◆ SET TASK:
Only lines holding the word "trend" should be copied from the material.

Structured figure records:
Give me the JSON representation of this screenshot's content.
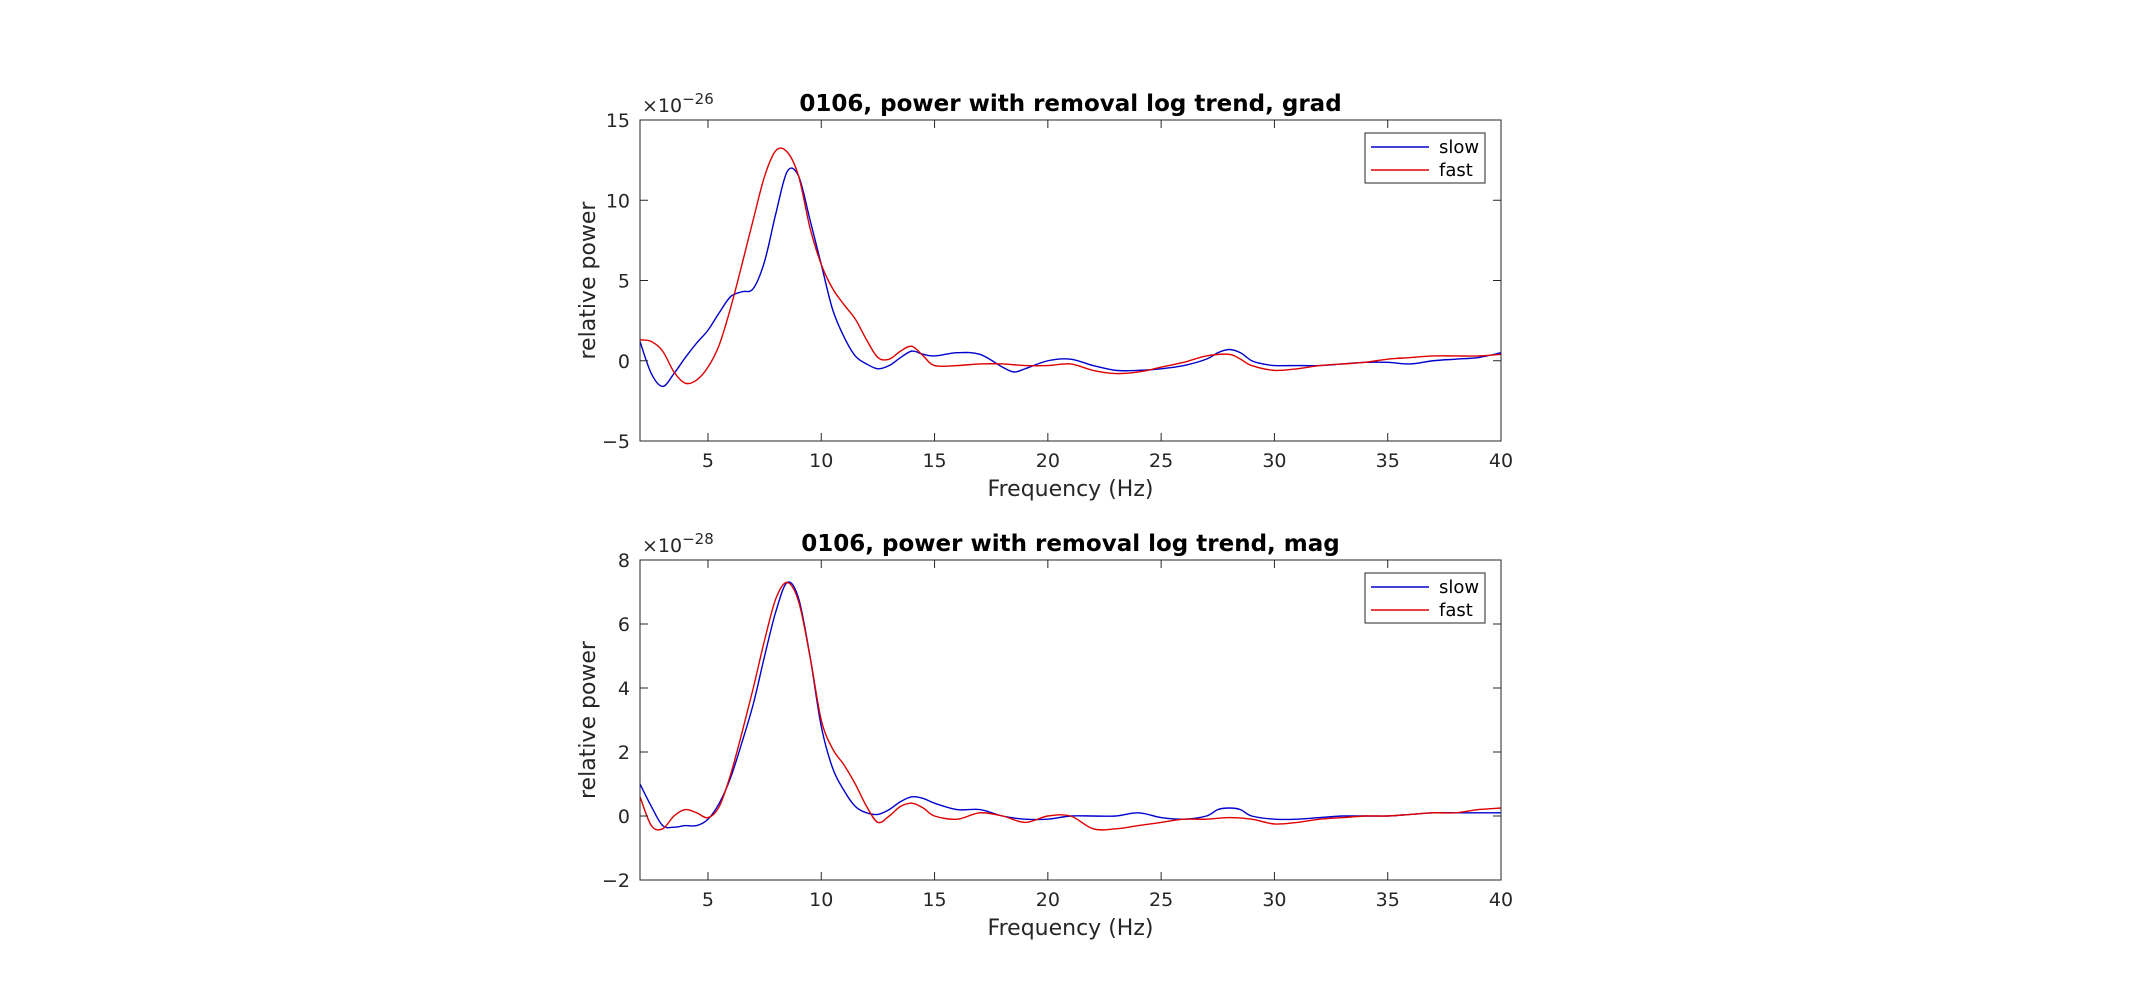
{
  "chart_data": [
    {
      "type": "line",
      "title": "0106, power with removal log trend, grad",
      "xlabel": "Frequency (Hz)",
      "ylabel": "relative power",
      "multiplier": "×10",
      "exponent": "−26",
      "xlim": [
        2,
        40
      ],
      "ylim": [
        -5,
        15
      ],
      "xticks": [
        5,
        10,
        15,
        20,
        25,
        30,
        35,
        40
      ],
      "yticks": [
        -5,
        0,
        5,
        10,
        15
      ],
      "ytick_labels": [
        "−5",
        "0",
        "5",
        "10",
        "15"
      ],
      "grid": false,
      "legend": "top-right",
      "series": [
        {
          "name": "slow",
          "color": "#0000cc",
          "points": [
            [
              2,
              1.2
            ],
            [
              2.5,
              -0.8
            ],
            [
              3,
              -1.6
            ],
            [
              3.5,
              -0.8
            ],
            [
              4,
              0.2
            ],
            [
              4.5,
              1.1
            ],
            [
              5,
              1.9
            ],
            [
              5.5,
              3.0
            ],
            [
              6,
              4.0
            ],
            [
              6.5,
              4.3
            ],
            [
              7,
              4.5
            ],
            [
              7.5,
              6.2
            ],
            [
              8,
              9.2
            ],
            [
              8.5,
              11.8
            ],
            [
              9,
              11.5
            ],
            [
              9.5,
              8.8
            ],
            [
              10,
              6.0
            ],
            [
              10.5,
              3.2
            ],
            [
              11,
              1.5
            ],
            [
              11.5,
              0.3
            ],
            [
              12,
              -0.2
            ],
            [
              12.5,
              -0.5
            ],
            [
              13,
              -0.3
            ],
            [
              13.5,
              0.2
            ],
            [
              14,
              0.6
            ],
            [
              14.5,
              0.4
            ],
            [
              15,
              0.3
            ],
            [
              16,
              0.5
            ],
            [
              17,
              0.4
            ],
            [
              18,
              -0.4
            ],
            [
              18.5,
              -0.7
            ],
            [
              19,
              -0.5
            ],
            [
              20,
              0.0
            ],
            [
              21,
              0.1
            ],
            [
              22,
              -0.3
            ],
            [
              23,
              -0.6
            ],
            [
              24,
              -0.6
            ],
            [
              25,
              -0.5
            ],
            [
              26,
              -0.3
            ],
            [
              27,
              0.1
            ],
            [
              27.5,
              0.5
            ],
            [
              28,
              0.7
            ],
            [
              28.5,
              0.5
            ],
            [
              29,
              0.0
            ],
            [
              29.5,
              -0.2
            ],
            [
              30,
              -0.3
            ],
            [
              31,
              -0.3
            ],
            [
              32,
              -0.3
            ],
            [
              33,
              -0.2
            ],
            [
              34,
              -0.1
            ],
            [
              35,
              -0.1
            ],
            [
              36,
              -0.2
            ],
            [
              37,
              0.0
            ],
            [
              38,
              0.1
            ],
            [
              39,
              0.2
            ],
            [
              40,
              0.5
            ]
          ]
        },
        {
          "name": "fast",
          "color": "#dd0000",
          "points": [
            [
              2,
              1.3
            ],
            [
              2.5,
              1.2
            ],
            [
              3,
              0.6
            ],
            [
              3.5,
              -0.7
            ],
            [
              4,
              -1.4
            ],
            [
              4.5,
              -1.2
            ],
            [
              5,
              -0.4
            ],
            [
              5.5,
              1.0
            ],
            [
              6,
              3.3
            ],
            [
              6.5,
              6.0
            ],
            [
              7,
              8.8
            ],
            [
              7.5,
              11.5
            ],
            [
              8,
              13.1
            ],
            [
              8.5,
              13.0
            ],
            [
              9,
              11.5
            ],
            [
              9.5,
              8.3
            ],
            [
              10,
              6.0
            ],
            [
              10.5,
              4.5
            ],
            [
              11,
              3.5
            ],
            [
              11.5,
              2.6
            ],
            [
              12,
              1.3
            ],
            [
              12.5,
              0.2
            ],
            [
              13,
              0.1
            ],
            [
              13.5,
              0.6
            ],
            [
              14,
              0.9
            ],
            [
              14.5,
              0.3
            ],
            [
              15,
              -0.3
            ],
            [
              16,
              -0.3
            ],
            [
              17,
              -0.2
            ],
            [
              18,
              -0.2
            ],
            [
              19,
              -0.3
            ],
            [
              20,
              -0.3
            ],
            [
              21,
              -0.2
            ],
            [
              22,
              -0.6
            ],
            [
              23,
              -0.8
            ],
            [
              24,
              -0.7
            ],
            [
              25,
              -0.4
            ],
            [
              26,
              -0.1
            ],
            [
              27,
              0.3
            ],
            [
              28,
              0.4
            ],
            [
              28.5,
              0.1
            ],
            [
              29,
              -0.3
            ],
            [
              30,
              -0.6
            ],
            [
              31,
              -0.5
            ],
            [
              32,
              -0.3
            ],
            [
              33,
              -0.2
            ],
            [
              34,
              -0.1
            ],
            [
              35,
              0.1
            ],
            [
              36,
              0.2
            ],
            [
              37,
              0.3
            ],
            [
              38,
              0.3
            ],
            [
              39,
              0.3
            ],
            [
              40,
              0.4
            ]
          ]
        }
      ]
    },
    {
      "type": "line",
      "title": "0106, power with removal log trend, mag",
      "xlabel": "Frequency (Hz)",
      "ylabel": "relative power",
      "multiplier": "×10",
      "exponent": "−28",
      "xlim": [
        2,
        40
      ],
      "ylim": [
        -2,
        8
      ],
      "xticks": [
        5,
        10,
        15,
        20,
        25,
        30,
        35,
        40
      ],
      "yticks": [
        -2,
        0,
        2,
        4,
        6,
        8
      ],
      "ytick_labels": [
        "−2",
        "0",
        "2",
        "4",
        "6",
        "8"
      ],
      "grid": false,
      "legend": "top-right",
      "series": [
        {
          "name": "slow",
          "color": "#0000cc",
          "points": [
            [
              2,
              1.0
            ],
            [
              2.5,
              0.3
            ],
            [
              3,
              -0.3
            ],
            [
              3.5,
              -0.35
            ],
            [
              4,
              -0.3
            ],
            [
              4.5,
              -0.3
            ],
            [
              5,
              -0.1
            ],
            [
              5.5,
              0.4
            ],
            [
              6,
              1.2
            ],
            [
              6.5,
              2.3
            ],
            [
              7,
              3.5
            ],
            [
              7.5,
              5.0
            ],
            [
              8,
              6.4
            ],
            [
              8.5,
              7.3
            ],
            [
              9,
              6.8
            ],
            [
              9.5,
              5.0
            ],
            [
              10,
              2.8
            ],
            [
              10.5,
              1.5
            ],
            [
              11,
              0.8
            ],
            [
              11.5,
              0.3
            ],
            [
              12,
              0.1
            ],
            [
              12.5,
              0.05
            ],
            [
              13,
              0.2
            ],
            [
              13.5,
              0.45
            ],
            [
              14,
              0.6
            ],
            [
              14.5,
              0.55
            ],
            [
              15,
              0.4
            ],
            [
              16,
              0.2
            ],
            [
              17,
              0.2
            ],
            [
              18,
              0.0
            ],
            [
              19,
              -0.1
            ],
            [
              20,
              -0.1
            ],
            [
              21,
              0.0
            ],
            [
              22,
              0.0
            ],
            [
              23,
              0.0
            ],
            [
              24,
              0.1
            ],
            [
              25,
              -0.05
            ],
            [
              26,
              -0.1
            ],
            [
              27,
              0.0
            ],
            [
              27.5,
              0.2
            ],
            [
              28,
              0.25
            ],
            [
              28.5,
              0.2
            ],
            [
              29,
              0.0
            ],
            [
              30,
              -0.1
            ],
            [
              31,
              -0.1
            ],
            [
              32,
              -0.05
            ],
            [
              33,
              0.0
            ],
            [
              34,
              0.0
            ],
            [
              35,
              0.0
            ],
            [
              36,
              0.05
            ],
            [
              37,
              0.1
            ],
            [
              38,
              0.1
            ],
            [
              39,
              0.1
            ],
            [
              40,
              0.1
            ]
          ]
        },
        {
          "name": "fast",
          "color": "#dd0000",
          "points": [
            [
              2,
              0.6
            ],
            [
              2.5,
              -0.3
            ],
            [
              3,
              -0.4
            ],
            [
              3.5,
              0.0
            ],
            [
              4,
              0.2
            ],
            [
              4.5,
              0.1
            ],
            [
              5,
              -0.05
            ],
            [
              5.5,
              0.3
            ],
            [
              6,
              1.3
            ],
            [
              6.5,
              2.6
            ],
            [
              7,
              4.0
            ],
            [
              7.5,
              5.5
            ],
            [
              8,
              6.8
            ],
            [
              8.5,
              7.3
            ],
            [
              9,
              6.7
            ],
            [
              9.5,
              5.0
            ],
            [
              10,
              3.0
            ],
            [
              10.5,
              2.1
            ],
            [
              11,
              1.6
            ],
            [
              11.5,
              1.0
            ],
            [
              12,
              0.3
            ],
            [
              12.5,
              -0.2
            ],
            [
              13,
              0.0
            ],
            [
              13.5,
              0.3
            ],
            [
              14,
              0.4
            ],
            [
              14.5,
              0.25
            ],
            [
              15,
              0.0
            ],
            [
              16,
              -0.1
            ],
            [
              17,
              0.1
            ],
            [
              18,
              0.0
            ],
            [
              19,
              -0.2
            ],
            [
              20,
              0.0
            ],
            [
              21,
              0.0
            ],
            [
              22,
              -0.4
            ],
            [
              23,
              -0.4
            ],
            [
              24,
              -0.3
            ],
            [
              25,
              -0.2
            ],
            [
              26,
              -0.1
            ],
            [
              27,
              -0.1
            ],
            [
              28,
              -0.05
            ],
            [
              29,
              -0.1
            ],
            [
              30,
              -0.25
            ],
            [
              31,
              -0.2
            ],
            [
              32,
              -0.1
            ],
            [
              33,
              -0.05
            ],
            [
              34,
              0.0
            ],
            [
              35,
              0.0
            ],
            [
              36,
              0.05
            ],
            [
              37,
              0.1
            ],
            [
              38,
              0.1
            ],
            [
              39,
              0.2
            ],
            [
              40,
              0.25
            ]
          ]
        }
      ]
    }
  ]
}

◆ EXERCISE ANSWER:
      "title": "0106, power with removal log trend, grad",
      "title": "0106, power with removal log trend, mag",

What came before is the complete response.